Pull out every line in the data that has the string "type" in it.

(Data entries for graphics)
-- START --

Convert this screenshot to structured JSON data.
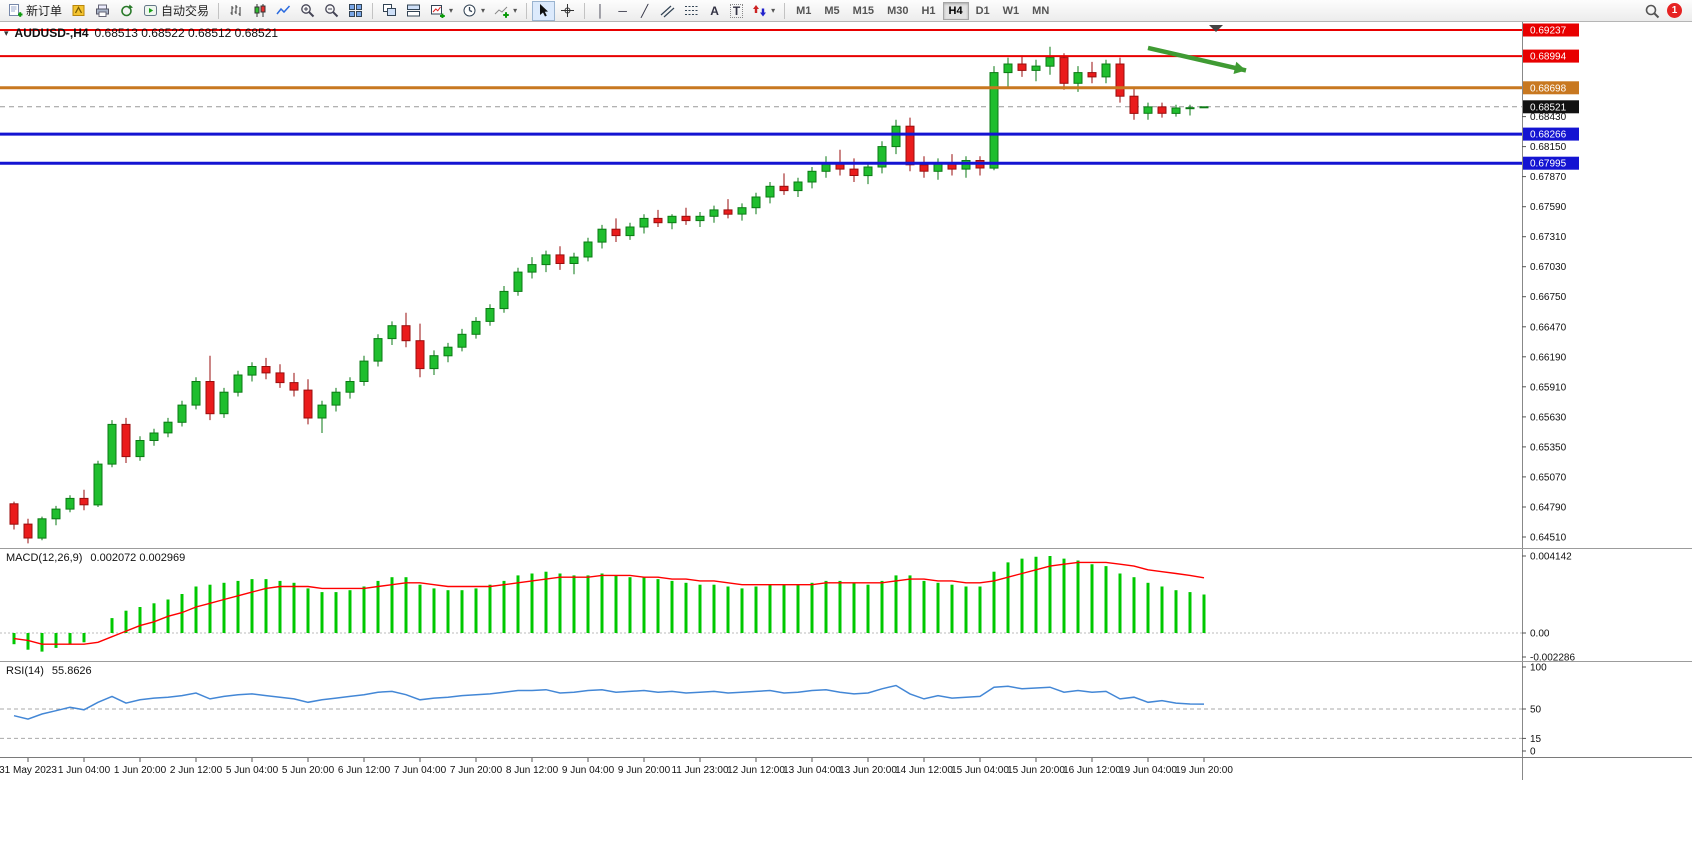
{
  "toolbar": {
    "new_order": "新订单",
    "autotrading": "自动交易",
    "timeframes": [
      "M1",
      "M5",
      "M15",
      "M30",
      "H1",
      "H4",
      "D1",
      "W1",
      "MN"
    ],
    "active_timeframe": "H4",
    "notification_count": "1"
  },
  "icons": {
    "one_click": "▾",
    "caret": "▾",
    "vline": "│",
    "hline": "─",
    "tline": "╱",
    "text_tool": "A",
    "label_tool": "T"
  },
  "chart": {
    "title": "AUDUSD-,H4",
    "ohlc": "0.68513 0.68522 0.68512 0.68521"
  },
  "colors": {
    "bull": "#1FBE2E",
    "bear": "#EA1C1C",
    "bull_stroke": "#0B7A14",
    "bear_stroke": "#9A0D0D",
    "macd_hist": "#00C800",
    "macd_signal": "#FF0000",
    "rsi_line": "#4387D6",
    "arrow": "#3F9B33",
    "badge_current": "#111111"
  },
  "chart_data": [
    {
      "type": "candlestick",
      "symbol": "AUDUSD-",
      "timeframe": "H4",
      "ohlc_display": "0.68513 0.68522 0.68512 0.68521",
      "scale_top": 0.69237,
      "scale_bottom": 0.6451,
      "y_ticks": [
        "0.68430",
        "0.68150",
        "0.67870",
        "0.67590",
        "0.67310",
        "0.67030",
        "0.66750",
        "0.66470",
        "0.66190",
        "0.65910",
        "0.65630",
        "0.65350",
        "0.65070",
        "0.64790",
        "0.64510"
      ],
      "hlines": [
        {
          "price": 0.69237,
          "label": "0.69237",
          "color": "#E80000",
          "width": 2
        },
        {
          "price": 0.68994,
          "label": "0.68994",
          "color": "#E80000",
          "width": 2
        },
        {
          "price": 0.68698,
          "label": "0.68698",
          "color": "#C87820",
          "width": 3
        },
        {
          "price": 0.68266,
          "label": "0.68266",
          "color": "#1414D2",
          "width": 3
        },
        {
          "price": 0.67995,
          "label": "0.67995",
          "color": "#1414D2",
          "width": 3
        }
      ],
      "current_price": {
        "value": 0.68521,
        "label": "0.68521"
      },
      "arrow": {
        "from_index": 81,
        "from_price": 0.6907,
        "to_index": 88,
        "to_price": 0.6886
      },
      "candles": [
        [
          0.6482,
          0.6484,
          0.6458,
          0.6463
        ],
        [
          0.6463,
          0.6468,
          0.6445,
          0.645
        ],
        [
          0.645,
          0.647,
          0.6448,
          0.6468
        ],
        [
          0.6468,
          0.648,
          0.6462,
          0.6477
        ],
        [
          0.6477,
          0.649,
          0.6474,
          0.6487
        ],
        [
          0.6487,
          0.6495,
          0.6476,
          0.6481
        ],
        [
          0.6481,
          0.6522,
          0.6479,
          0.6519
        ],
        [
          0.6519,
          0.656,
          0.6516,
          0.6556
        ],
        [
          0.6556,
          0.6562,
          0.652,
          0.6526
        ],
        [
          0.6526,
          0.6545,
          0.6522,
          0.6541
        ],
        [
          0.6541,
          0.6552,
          0.6536,
          0.6548
        ],
        [
          0.6548,
          0.6562,
          0.6544,
          0.6558
        ],
        [
          0.6558,
          0.6578,
          0.6554,
          0.6574
        ],
        [
          0.6574,
          0.66,
          0.657,
          0.6596
        ],
        [
          0.6596,
          0.662,
          0.656,
          0.6566
        ],
        [
          0.6566,
          0.659,
          0.6562,
          0.6586
        ],
        [
          0.6586,
          0.6606,
          0.6582,
          0.6602
        ],
        [
          0.6602,
          0.6614,
          0.6596,
          0.661
        ],
        [
          0.661,
          0.6618,
          0.6598,
          0.6604
        ],
        [
          0.6604,
          0.6612,
          0.659,
          0.6595
        ],
        [
          0.6595,
          0.6604,
          0.6582,
          0.6588
        ],
        [
          0.6588,
          0.6598,
          0.6556,
          0.6562
        ],
        [
          0.6562,
          0.6578,
          0.6548,
          0.6574
        ],
        [
          0.6574,
          0.659,
          0.6568,
          0.6586
        ],
        [
          0.6586,
          0.66,
          0.658,
          0.6596
        ],
        [
          0.6596,
          0.662,
          0.6592,
          0.6615
        ],
        [
          0.6615,
          0.664,
          0.661,
          0.6636
        ],
        [
          0.6636,
          0.6652,
          0.663,
          0.6648
        ],
        [
          0.6648,
          0.666,
          0.6628,
          0.6634
        ],
        [
          0.6634,
          0.665,
          0.66,
          0.6608
        ],
        [
          0.6608,
          0.6625,
          0.6602,
          0.662
        ],
        [
          0.662,
          0.6632,
          0.6614,
          0.6628
        ],
        [
          0.6628,
          0.6645,
          0.6624,
          0.664
        ],
        [
          0.664,
          0.6656,
          0.6636,
          0.6652
        ],
        [
          0.6652,
          0.6668,
          0.6648,
          0.6664
        ],
        [
          0.6664,
          0.6685,
          0.666,
          0.668
        ],
        [
          0.668,
          0.6702,
          0.6676,
          0.6698
        ],
        [
          0.6698,
          0.6712,
          0.6692,
          0.6705
        ],
        [
          0.6705,
          0.6718,
          0.6698,
          0.6714
        ],
        [
          0.6714,
          0.6722,
          0.67,
          0.6706
        ],
        [
          0.6706,
          0.6716,
          0.6696,
          0.6712
        ],
        [
          0.6712,
          0.673,
          0.6708,
          0.6726
        ],
        [
          0.6726,
          0.6742,
          0.672,
          0.6738
        ],
        [
          0.6738,
          0.6748,
          0.6726,
          0.6732
        ],
        [
          0.6732,
          0.6744,
          0.6728,
          0.674
        ],
        [
          0.674,
          0.6752,
          0.6734,
          0.6748
        ],
        [
          0.6748,
          0.6756,
          0.674,
          0.6744
        ],
        [
          0.6744,
          0.6752,
          0.6738,
          0.675
        ],
        [
          0.675,
          0.6758,
          0.6742,
          0.6746
        ],
        [
          0.6746,
          0.6754,
          0.674,
          0.675
        ],
        [
          0.675,
          0.676,
          0.6744,
          0.6756
        ],
        [
          0.6756,
          0.6766,
          0.6748,
          0.6752
        ],
        [
          0.6752,
          0.6762,
          0.6746,
          0.6758
        ],
        [
          0.6758,
          0.6772,
          0.6752,
          0.6768
        ],
        [
          0.6768,
          0.6782,
          0.6762,
          0.6778
        ],
        [
          0.6778,
          0.679,
          0.677,
          0.6774
        ],
        [
          0.6774,
          0.6786,
          0.6768,
          0.6782
        ],
        [
          0.6782,
          0.6796,
          0.6776,
          0.6792
        ],
        [
          0.6792,
          0.6806,
          0.6786,
          0.68
        ],
        [
          0.68,
          0.6812,
          0.6788,
          0.6794
        ],
        [
          0.6794,
          0.6804,
          0.6782,
          0.6788
        ],
        [
          0.6788,
          0.68,
          0.678,
          0.6796
        ],
        [
          0.6796,
          0.682,
          0.679,
          0.6815
        ],
        [
          0.6815,
          0.684,
          0.6808,
          0.6834
        ],
        [
          0.6834,
          0.6842,
          0.6792,
          0.6798
        ],
        [
          0.6798,
          0.6806,
          0.6786,
          0.6792
        ],
        [
          0.6792,
          0.6804,
          0.6784,
          0.68
        ],
        [
          0.68,
          0.6808,
          0.6788,
          0.6794
        ],
        [
          0.6794,
          0.6806,
          0.6786,
          0.6802
        ],
        [
          0.6802,
          0.6806,
          0.6788,
          0.6795
        ],
        [
          0.6795,
          0.689,
          0.6793,
          0.6884
        ],
        [
          0.6884,
          0.6898,
          0.687,
          0.6892
        ],
        [
          0.6892,
          0.69,
          0.688,
          0.6886
        ],
        [
          0.6886,
          0.6896,
          0.6876,
          0.689
        ],
        [
          0.689,
          0.6908,
          0.6882,
          0.6898
        ],
        [
          0.6898,
          0.6902,
          0.6868,
          0.6874
        ],
        [
          0.6874,
          0.689,
          0.6866,
          0.6884
        ],
        [
          0.6884,
          0.6894,
          0.6874,
          0.688
        ],
        [
          0.688,
          0.6896,
          0.6874,
          0.6892
        ],
        [
          0.6892,
          0.6898,
          0.6856,
          0.6862
        ],
        [
          0.6862,
          0.687,
          0.684,
          0.6846
        ],
        [
          0.6846,
          0.6856,
          0.684,
          0.6852
        ],
        [
          0.6852,
          0.6856,
          0.6842,
          0.6846
        ],
        [
          0.6846,
          0.6854,
          0.6843,
          0.6851
        ],
        [
          0.6851,
          0.6854,
          0.6844,
          0.68513
        ],
        [
          0.68513,
          0.68522,
          0.68512,
          0.68521
        ]
      ],
      "x_labels": [
        {
          "i": 1,
          "t": "31 May 2023"
        },
        {
          "i": 5,
          "t": "1 Jun 04:00"
        },
        {
          "i": 9,
          "t": "1 Jun 20:00"
        },
        {
          "i": 13,
          "t": "2 Jun 12:00"
        },
        {
          "i": 17,
          "t": "5 Jun 04:00"
        },
        {
          "i": 21,
          "t": "5 Jun 20:00"
        },
        {
          "i": 25,
          "t": "6 Jun 12:00"
        },
        {
          "i": 29,
          "t": "7 Jun 04:00"
        },
        {
          "i": 33,
          "t": "7 Jun 20:00"
        },
        {
          "i": 37,
          "t": "8 Jun 12:00"
        },
        {
          "i": 41,
          "t": "9 Jun 04:00"
        },
        {
          "i": 45,
          "t": "9 Jun 20:00"
        },
        {
          "i": 49,
          "t": "11 Jun 23:00"
        },
        {
          "i": 53,
          "t": "12 Jun 12:00"
        },
        {
          "i": 57,
          "t": "13 Jun 04:00"
        },
        {
          "i": 61,
          "t": "13 Jun 20:00"
        },
        {
          "i": 65,
          "t": "14 Jun 12:00"
        },
        {
          "i": 69,
          "t": "15 Jun 04:00"
        },
        {
          "i": 73,
          "t": "15 Jun 20:00"
        },
        {
          "i": 77,
          "t": "16 Jun 12:00"
        },
        {
          "i": 81,
          "t": "19 Jun 04:00"
        },
        {
          "i": 85,
          "t": "19 Jun 20:00"
        }
      ]
    },
    {
      "type": "macd-histogram",
      "label": "MACD(12,26,9)",
      "values_display": "0.002072 0.002969",
      "macd_current": 0.002072,
      "signal_current": 0.002969,
      "scale_labels": [
        "0.004142",
        "0.00",
        "-0.002286"
      ],
      "scale_max": 0.004142,
      "scale_min": -0.002286,
      "histogram": [
        -0.0006,
        -0.0009,
        -0.001,
        -0.0008,
        -0.0006,
        -0.0005,
        0.0,
        0.0008,
        0.0012,
        0.0014,
        0.0016,
        0.0018,
        0.0021,
        0.0025,
        0.0026,
        0.0027,
        0.0028,
        0.0029,
        0.0029,
        0.0028,
        0.0027,
        0.0024,
        0.0022,
        0.0022,
        0.0023,
        0.0025,
        0.0028,
        0.003,
        0.003,
        0.0026,
        0.0024,
        0.0023,
        0.0023,
        0.0024,
        0.0026,
        0.0028,
        0.0031,
        0.0032,
        0.0033,
        0.0032,
        0.0031,
        0.0031,
        0.0032,
        0.0031,
        0.003,
        0.003,
        0.0029,
        0.0028,
        0.0027,
        0.0026,
        0.0026,
        0.0025,
        0.0024,
        0.0025,
        0.0026,
        0.0026,
        0.0026,
        0.0027,
        0.0028,
        0.0028,
        0.0027,
        0.0026,
        0.0028,
        0.0031,
        0.0031,
        0.0028,
        0.0027,
        0.0026,
        0.0025,
        0.0025,
        0.0033,
        0.0038,
        0.004,
        0.0041,
        0.00414,
        0.004,
        0.0039,
        0.0037,
        0.0036,
        0.0032,
        0.003,
        0.0027,
        0.0025,
        0.0023,
        0.0022,
        0.002072
      ],
      "signal": [
        -0.0003,
        -0.0004,
        -0.0006,
        -0.0006,
        -0.0006,
        -0.0006,
        -0.0005,
        -0.0002,
        0.0001,
        0.0004,
        0.0006,
        0.0009,
        0.0011,
        0.0014,
        0.0016,
        0.0018,
        0.002,
        0.0022,
        0.0024,
        0.0025,
        0.0025,
        0.0025,
        0.0024,
        0.0024,
        0.0024,
        0.0024,
        0.0025,
        0.0026,
        0.0027,
        0.0027,
        0.0026,
        0.0025,
        0.0025,
        0.0025,
        0.0025,
        0.0026,
        0.0027,
        0.0028,
        0.0029,
        0.003,
        0.003,
        0.003,
        0.0031,
        0.0031,
        0.0031,
        0.003,
        0.003,
        0.0029,
        0.0029,
        0.0028,
        0.0028,
        0.0027,
        0.0026,
        0.0026,
        0.0026,
        0.0026,
        0.0026,
        0.0026,
        0.0027,
        0.0027,
        0.0027,
        0.0027,
        0.0027,
        0.0028,
        0.0029,
        0.0029,
        0.0028,
        0.0028,
        0.0027,
        0.0027,
        0.0028,
        0.003,
        0.0032,
        0.0034,
        0.0036,
        0.0037,
        0.0038,
        0.0038,
        0.0038,
        0.0037,
        0.0036,
        0.0034,
        0.0033,
        0.0032,
        0.0031,
        0.002969
      ]
    },
    {
      "type": "rsi",
      "label": "RSI(14)",
      "value_display": "55.8626",
      "current": 55.8626,
      "scale_labels": [
        "100",
        "50",
        "15",
        "0"
      ],
      "levels": [
        50,
        15
      ],
      "values": [
        42,
        38,
        44,
        48,
        52,
        49,
        58,
        65,
        57,
        61,
        63,
        64,
        66,
        69,
        62,
        65,
        67,
        68,
        66,
        64,
        62,
        58,
        61,
        63,
        65,
        67,
        70,
        71,
        67,
        61,
        63,
        64,
        66,
        67,
        68,
        70,
        72,
        72,
        73,
        69,
        70,
        72,
        73,
        70,
        71,
        72,
        70,
        71,
        69,
        70,
        71,
        69,
        70,
        71,
        72,
        69,
        70,
        72,
        73,
        70,
        68,
        69,
        74,
        78,
        68,
        62,
        66,
        63,
        64,
        65,
        76,
        77,
        74,
        75,
        76,
        70,
        72,
        70,
        71,
        62,
        64,
        58,
        60,
        57,
        56,
        55.8626
      ]
    }
  ]
}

-- END --

§ Solution to this task
      "type": "candlestick",
      "type": "macd-histogram",
      "type": "rsi",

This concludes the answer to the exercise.